Task directions ->
Copy the following lines without changing anything in them.

>>>

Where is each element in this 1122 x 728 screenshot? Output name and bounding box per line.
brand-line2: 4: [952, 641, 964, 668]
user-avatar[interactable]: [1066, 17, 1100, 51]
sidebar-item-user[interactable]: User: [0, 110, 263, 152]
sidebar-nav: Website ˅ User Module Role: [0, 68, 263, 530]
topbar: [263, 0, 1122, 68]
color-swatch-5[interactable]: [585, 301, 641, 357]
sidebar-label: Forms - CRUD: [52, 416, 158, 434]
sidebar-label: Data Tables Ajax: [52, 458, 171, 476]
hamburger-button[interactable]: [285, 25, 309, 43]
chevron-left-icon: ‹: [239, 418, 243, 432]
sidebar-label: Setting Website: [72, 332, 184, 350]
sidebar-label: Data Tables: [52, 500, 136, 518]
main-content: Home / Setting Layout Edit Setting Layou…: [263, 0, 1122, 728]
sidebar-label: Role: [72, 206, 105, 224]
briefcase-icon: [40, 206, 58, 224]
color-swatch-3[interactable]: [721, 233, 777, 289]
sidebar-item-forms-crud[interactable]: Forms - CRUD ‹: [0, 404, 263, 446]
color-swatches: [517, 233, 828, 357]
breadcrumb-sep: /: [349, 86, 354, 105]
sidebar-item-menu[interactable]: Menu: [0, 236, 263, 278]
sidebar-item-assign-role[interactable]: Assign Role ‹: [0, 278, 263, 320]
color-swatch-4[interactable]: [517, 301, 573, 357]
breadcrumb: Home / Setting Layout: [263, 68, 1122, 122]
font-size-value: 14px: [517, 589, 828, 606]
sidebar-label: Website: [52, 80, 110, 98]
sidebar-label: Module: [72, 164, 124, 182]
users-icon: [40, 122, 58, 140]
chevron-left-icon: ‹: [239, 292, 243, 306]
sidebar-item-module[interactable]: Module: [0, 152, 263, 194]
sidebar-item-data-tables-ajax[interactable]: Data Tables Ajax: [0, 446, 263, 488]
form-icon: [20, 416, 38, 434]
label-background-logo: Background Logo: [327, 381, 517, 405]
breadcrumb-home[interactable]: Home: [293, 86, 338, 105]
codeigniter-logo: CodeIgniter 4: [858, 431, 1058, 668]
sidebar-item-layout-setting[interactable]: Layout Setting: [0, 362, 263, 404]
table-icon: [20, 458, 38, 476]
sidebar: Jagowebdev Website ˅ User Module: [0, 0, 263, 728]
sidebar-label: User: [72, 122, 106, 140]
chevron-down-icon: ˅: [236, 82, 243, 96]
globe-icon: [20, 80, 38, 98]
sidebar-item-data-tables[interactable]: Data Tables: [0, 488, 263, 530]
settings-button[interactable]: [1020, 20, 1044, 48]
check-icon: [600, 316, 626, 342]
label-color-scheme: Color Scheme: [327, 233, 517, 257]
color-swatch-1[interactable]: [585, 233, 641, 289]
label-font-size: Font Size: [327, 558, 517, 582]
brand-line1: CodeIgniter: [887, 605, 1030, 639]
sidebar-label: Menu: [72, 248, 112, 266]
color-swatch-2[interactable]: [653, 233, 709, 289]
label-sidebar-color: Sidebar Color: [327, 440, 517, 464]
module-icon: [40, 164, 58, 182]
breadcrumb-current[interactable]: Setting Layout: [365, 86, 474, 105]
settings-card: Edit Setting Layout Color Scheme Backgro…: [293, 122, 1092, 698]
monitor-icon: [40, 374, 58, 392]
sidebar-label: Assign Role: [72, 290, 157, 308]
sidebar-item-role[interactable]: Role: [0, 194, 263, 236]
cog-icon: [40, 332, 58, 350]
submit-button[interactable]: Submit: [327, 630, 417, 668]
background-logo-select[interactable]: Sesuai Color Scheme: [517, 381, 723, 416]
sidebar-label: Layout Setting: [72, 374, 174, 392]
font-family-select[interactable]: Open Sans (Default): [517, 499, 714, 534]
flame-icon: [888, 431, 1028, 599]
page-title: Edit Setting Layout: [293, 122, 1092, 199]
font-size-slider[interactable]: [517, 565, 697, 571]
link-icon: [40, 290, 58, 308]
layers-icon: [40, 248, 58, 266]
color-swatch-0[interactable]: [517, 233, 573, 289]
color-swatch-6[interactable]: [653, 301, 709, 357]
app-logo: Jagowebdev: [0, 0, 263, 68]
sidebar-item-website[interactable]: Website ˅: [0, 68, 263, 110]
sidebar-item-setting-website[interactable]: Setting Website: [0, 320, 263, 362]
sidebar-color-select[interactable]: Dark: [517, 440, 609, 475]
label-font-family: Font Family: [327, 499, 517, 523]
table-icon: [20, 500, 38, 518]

<<<

Answer in full ->
Where is each element in this 1122 x 728 screenshot? Output name and bounding box per line.
brand-line2: 4: [952, 641, 964, 668]
user-avatar[interactable]: [1066, 17, 1100, 51]
sidebar-item-user[interactable]: User: [0, 110, 263, 152]
sidebar-nav: Website ˅ User Module Role: [0, 68, 263, 530]
topbar: [263, 0, 1122, 68]
color-swatch-5[interactable]: [585, 301, 641, 357]
sidebar-label: Forms - CRUD: [52, 416, 158, 434]
sidebar-label: Data Tables Ajax: [52, 458, 171, 476]
hamburger-button[interactable]: [285, 25, 309, 43]
chevron-left-icon: ‹: [239, 418, 243, 432]
sidebar-label: Setting Website: [72, 332, 184, 350]
sidebar-label: Data Tables: [52, 500, 136, 518]
main-content: Home / Setting Layout Edit Setting Layou…: [263, 0, 1122, 728]
sidebar-label: Role: [72, 206, 105, 224]
briefcase-icon: [40, 206, 58, 224]
color-swatch-3[interactable]: [721, 233, 777, 289]
sidebar-item-forms-crud[interactable]: Forms - CRUD ‹: [0, 404, 263, 446]
color-swatches: [517, 233, 828, 357]
breadcrumb-sep: /: [349, 86, 354, 105]
sidebar-item-menu[interactable]: Menu: [0, 236, 263, 278]
sidebar-item-assign-role[interactable]: Assign Role ‹: [0, 278, 263, 320]
color-swatch-4[interactable]: [517, 301, 573, 357]
breadcrumb: Home / Setting Layout: [263, 68, 1122, 122]
font-size-value: 14px: [517, 589, 828, 606]
sidebar-label: Website: [52, 80, 110, 98]
sidebar-label: Module: [72, 164, 124, 182]
users-icon: [40, 122, 58, 140]
chevron-left-icon: ‹: [239, 292, 243, 306]
sidebar-item-module[interactable]: Module: [0, 152, 263, 194]
sidebar-item-data-tables-ajax[interactable]: Data Tables Ajax: [0, 446, 263, 488]
form-icon: [20, 416, 38, 434]
label-background-logo: Background Logo: [327, 381, 517, 405]
breadcrumb-home[interactable]: Home: [293, 86, 338, 105]
codeigniter-logo: CodeIgniter 4: [858, 431, 1058, 668]
sidebar-item-layout-setting[interactable]: Layout Setting: [0, 362, 263, 404]
table-icon: [20, 458, 38, 476]
sidebar: Jagowebdev Website ˅ User Module: [0, 0, 263, 728]
sidebar-label: User: [72, 122, 106, 140]
chevron-down-icon: ˅: [236, 82, 243, 96]
globe-icon: [20, 80, 38, 98]
sidebar-item-data-tables[interactable]: Data Tables: [0, 488, 263, 530]
settings-button[interactable]: [1020, 20, 1044, 48]
check-icon: [600, 316, 626, 342]
label-color-scheme: Color Scheme: [327, 233, 517, 257]
color-swatch-1[interactable]: [585, 233, 641, 289]
label-font-size: Font Size: [327, 558, 517, 582]
brand-line1: CodeIgniter: [887, 605, 1030, 639]
sidebar-label: Menu: [72, 248, 112, 266]
color-swatch-2[interactable]: [653, 233, 709, 289]
label-sidebar-color: Sidebar Color: [327, 440, 517, 464]
module-icon: [40, 164, 58, 182]
breadcrumb-current[interactable]: Setting Layout: [365, 86, 474, 105]
settings-card: Edit Setting Layout Color Scheme Backgro…: [293, 122, 1092, 698]
monitor-icon: [40, 374, 58, 392]
sidebar-label: Assign Role: [72, 290, 157, 308]
sidebar-item-role[interactable]: Role: [0, 194, 263, 236]
cog-icon: [40, 332, 58, 350]
submit-button[interactable]: Submit: [327, 630, 417, 668]
background-logo-select[interactable]: Sesuai Color Scheme: [517, 381, 723, 416]
sidebar-label: Layout Setting: [72, 374, 174, 392]
font-family-select[interactable]: Open Sans (Default): [517, 499, 714, 534]
flame-icon: [888, 431, 1028, 599]
page-title: Edit Setting Layout: [293, 122, 1092, 199]
font-size-slider[interactable]: [517, 565, 697, 571]
link-icon: [40, 290, 58, 308]
layers-icon: [40, 248, 58, 266]
color-swatch-0[interactable]: [517, 233, 573, 289]
color-swatch-6[interactable]: [653, 301, 709, 357]
app-logo: Jagowebdev: [0, 0, 263, 68]
sidebar-item-website[interactable]: Website ˅: [0, 68, 263, 110]
sidebar-item-setting-website[interactable]: Setting Website: [0, 320, 263, 362]
sidebar-color-select[interactable]: Dark: [517, 440, 609, 475]
label-font-family: Font Family: [327, 499, 517, 523]
table-icon: [20, 500, 38, 518]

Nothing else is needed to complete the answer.